(Exercise brief):
From the listing below, copy every line with the word "another".

(Records to process):
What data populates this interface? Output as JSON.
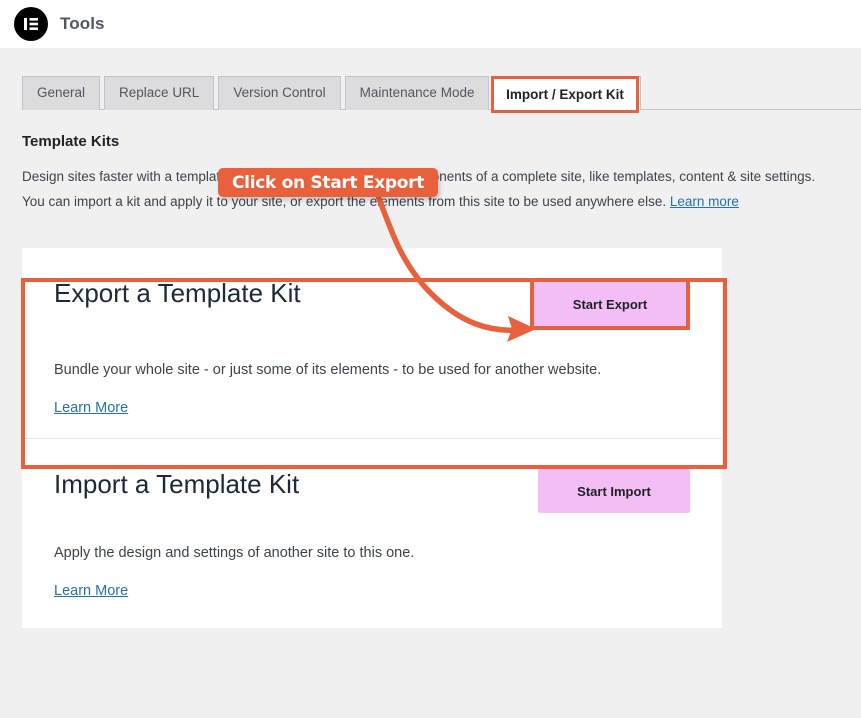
{
  "header": {
    "logo_icon": "elementor-logo-icon",
    "title": "Tools"
  },
  "tabs": [
    {
      "label": "General",
      "active": false
    },
    {
      "label": "Replace URL",
      "active": false
    },
    {
      "label": "Version Control",
      "active": false
    },
    {
      "label": "Maintenance Mode",
      "active": false
    },
    {
      "label": "Import / Export Kit",
      "active": true
    }
  ],
  "main": {
    "section_title": "Template Kits",
    "intro_line1": "Design sites faster with a template kit that contains some or all components of a complete site, like templates, content & site settings.",
    "intro_line2": "You can import a kit and apply it to your site, or export the elements from this site to be used anywhere else.",
    "intro_link": "Learn more"
  },
  "export_card": {
    "title": "Export a Template Kit",
    "button_label": "Start Export",
    "description": "Bundle your whole site - or just some of its elements - to be used for another website.",
    "link_label": "Learn More"
  },
  "import_card": {
    "title": "Import a Template Kit",
    "button_label": "Start Import",
    "description": "Apply the design and settings of another site to this one.",
    "link_label": "Learn More"
  },
  "annotations": {
    "callout_text": "Click on Start Export",
    "arrow_icon": "curved-arrow-icon",
    "highlight_color": "#e8603c",
    "callout_bg": "#e8603c",
    "callout_text_color": "#ffffff"
  },
  "colors": {
    "page_bg": "#f0f0f1",
    "card_bg": "#ffffff",
    "button_bg": "#f3bdf5",
    "link": "#2271b1",
    "accent": "#e8603c"
  }
}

(Output below):
    "description": "Bundle your whole site - or just some of its elements - to be used for another website.",
    "description": "Apply the design and settings of another site to this one.",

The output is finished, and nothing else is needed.